GOAL: All records should be reproduced verbatim.

EXERCISE MATERIALS:
::::::
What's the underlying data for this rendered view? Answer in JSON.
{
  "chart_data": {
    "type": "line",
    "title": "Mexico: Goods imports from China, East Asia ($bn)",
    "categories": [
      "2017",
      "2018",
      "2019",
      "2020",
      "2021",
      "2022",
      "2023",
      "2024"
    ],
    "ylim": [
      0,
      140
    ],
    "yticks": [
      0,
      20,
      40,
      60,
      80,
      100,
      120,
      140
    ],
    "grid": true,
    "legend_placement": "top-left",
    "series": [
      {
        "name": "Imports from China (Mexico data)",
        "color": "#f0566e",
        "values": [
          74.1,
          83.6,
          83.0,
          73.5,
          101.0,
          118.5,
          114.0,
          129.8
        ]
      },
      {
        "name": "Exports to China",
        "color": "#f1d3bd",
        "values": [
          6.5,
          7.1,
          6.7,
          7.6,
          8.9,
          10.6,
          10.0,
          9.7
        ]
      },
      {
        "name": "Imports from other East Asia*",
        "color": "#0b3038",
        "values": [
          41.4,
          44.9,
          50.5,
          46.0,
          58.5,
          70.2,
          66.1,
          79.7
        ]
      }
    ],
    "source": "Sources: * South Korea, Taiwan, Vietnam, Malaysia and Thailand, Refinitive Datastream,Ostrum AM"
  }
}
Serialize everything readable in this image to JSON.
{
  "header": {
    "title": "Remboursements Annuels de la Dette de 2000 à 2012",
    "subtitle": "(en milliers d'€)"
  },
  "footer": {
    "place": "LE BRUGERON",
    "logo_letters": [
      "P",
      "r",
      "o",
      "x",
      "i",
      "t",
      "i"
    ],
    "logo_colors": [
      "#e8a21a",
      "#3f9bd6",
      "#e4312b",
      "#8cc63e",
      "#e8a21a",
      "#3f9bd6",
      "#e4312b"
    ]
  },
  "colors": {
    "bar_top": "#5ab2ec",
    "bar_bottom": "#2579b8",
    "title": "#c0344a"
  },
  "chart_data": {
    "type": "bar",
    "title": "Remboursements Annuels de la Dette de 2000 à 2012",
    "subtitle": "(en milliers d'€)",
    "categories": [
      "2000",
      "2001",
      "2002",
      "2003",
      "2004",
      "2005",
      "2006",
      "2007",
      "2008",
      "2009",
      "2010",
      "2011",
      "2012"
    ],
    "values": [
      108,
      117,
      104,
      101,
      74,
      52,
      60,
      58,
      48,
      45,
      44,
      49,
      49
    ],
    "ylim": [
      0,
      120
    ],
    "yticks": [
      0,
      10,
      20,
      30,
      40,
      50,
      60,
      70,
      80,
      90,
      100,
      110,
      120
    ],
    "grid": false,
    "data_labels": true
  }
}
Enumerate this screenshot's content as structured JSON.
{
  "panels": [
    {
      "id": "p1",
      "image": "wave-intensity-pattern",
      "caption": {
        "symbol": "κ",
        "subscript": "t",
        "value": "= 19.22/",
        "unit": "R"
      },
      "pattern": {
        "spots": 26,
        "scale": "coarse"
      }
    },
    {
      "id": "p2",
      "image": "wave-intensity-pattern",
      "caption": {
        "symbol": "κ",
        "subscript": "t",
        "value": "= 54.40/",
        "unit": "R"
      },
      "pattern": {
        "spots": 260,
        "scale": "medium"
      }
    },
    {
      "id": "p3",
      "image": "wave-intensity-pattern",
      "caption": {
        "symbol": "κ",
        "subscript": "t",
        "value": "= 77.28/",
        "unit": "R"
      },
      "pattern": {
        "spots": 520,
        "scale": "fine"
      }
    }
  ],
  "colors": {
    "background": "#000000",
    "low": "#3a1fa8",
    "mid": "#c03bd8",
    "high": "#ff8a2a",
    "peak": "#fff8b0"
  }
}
::::::
OUTPUT OF THE TASK:
What's the underlying data for this rendered view? Answer in JSON.
{
  "chart_data": {
    "type": "line",
    "title": "Mexico: Goods imports from China, East Asia ($bn)",
    "categories": [
      "2017",
      "2018",
      "2019",
      "2020",
      "2021",
      "2022",
      "2023",
      "2024"
    ],
    "ylim": [
      0,
      140
    ],
    "yticks": [
      0,
      20,
      40,
      60,
      80,
      100,
      120,
      140
    ],
    "grid": true,
    "legend_placement": "top-left",
    "series": [
      {
        "name": "Imports from China (Mexico data)",
        "color": "#f0566e",
        "values": [
          74.1,
          83.6,
          83.0,
          73.5,
          101.0,
          118.5,
          114.0,
          129.8
        ]
      },
      {
        "name": "Exports to China",
        "color": "#f1d3bd",
        "values": [
          6.5,
          7.1,
          6.7,
          7.6,
          8.9,
          10.6,
          10.0,
          9.7
        ]
      },
      {
        "name": "Imports from other East Asia*",
        "color": "#0b3038",
        "values": [
          41.4,
          44.9,
          50.5,
          46.0,
          58.5,
          70.2,
          66.1,
          79.7
        ]
      }
    ],
    "source": "Sources: * South Korea, Taiwan, Vietnam, Malaysia and Thailand, Refinitive Datastream,Ostrum AM"
  }
}
Serialize everything readable in this image to JSON.
{
  "header": {
    "title": "Remboursements Annuels de la Dette de 2000 à 2012",
    "subtitle": "(en milliers d'€)"
  },
  "footer": {
    "place": "LE BRUGERON",
    "logo_letters": [
      "P",
      "r",
      "o",
      "x",
      "i",
      "t",
      "i"
    ],
    "logo_colors": [
      "#e8a21a",
      "#3f9bd6",
      "#e4312b",
      "#8cc63e",
      "#e8a21a",
      "#3f9bd6",
      "#e4312b"
    ]
  },
  "colors": {
    "bar_top": "#5ab2ec",
    "bar_bottom": "#2579b8",
    "title": "#c0344a"
  },
  "chart_data": {
    "type": "bar",
    "title": "Remboursements Annuels de la Dette de 2000 à 2012",
    "subtitle": "(en milliers d'€)",
    "categories": [
      "2000",
      "2001",
      "2002",
      "2003",
      "2004",
      "2005",
      "2006",
      "2007",
      "2008",
      "2009",
      "2010",
      "2011",
      "2012"
    ],
    "values": [
      108,
      117,
      104,
      101,
      74,
      52,
      60,
      58,
      48,
      45,
      44,
      49,
      49
    ],
    "ylim": [
      0,
      120
    ],
    "yticks": [
      0,
      10,
      20,
      30,
      40,
      50,
      60,
      70,
      80,
      90,
      100,
      110,
      120
    ],
    "grid": false,
    "data_labels": true
  }
}
Enumerate this screenshot's content as structured JSON.
{
  "panels": [
    {
      "id": "p1",
      "image": "wave-intensity-pattern",
      "caption": {
        "symbol": "κ",
        "subscript": "t",
        "value": "= 19.22/",
        "unit": "R"
      },
      "pattern": {
        "spots": 26,
        "scale": "coarse"
      }
    },
    {
      "id": "p2",
      "image": "wave-intensity-pattern",
      "caption": {
        "symbol": "κ",
        "subscript": "t",
        "value": "= 54.40/",
        "unit": "R"
      },
      "pattern": {
        "spots": 260,
        "scale": "medium"
      }
    },
    {
      "id": "p3",
      "image": "wave-intensity-pattern",
      "caption": {
        "symbol": "κ",
        "subscript": "t",
        "value": "= 77.28/",
        "unit": "R"
      },
      "pattern": {
        "spots": 520,
        "scale": "fine"
      }
    }
  ],
  "colors": {
    "background": "#000000",
    "low": "#3a1fa8",
    "mid": "#c03bd8",
    "high": "#ff8a2a",
    "peak": "#fff8b0"
  }
}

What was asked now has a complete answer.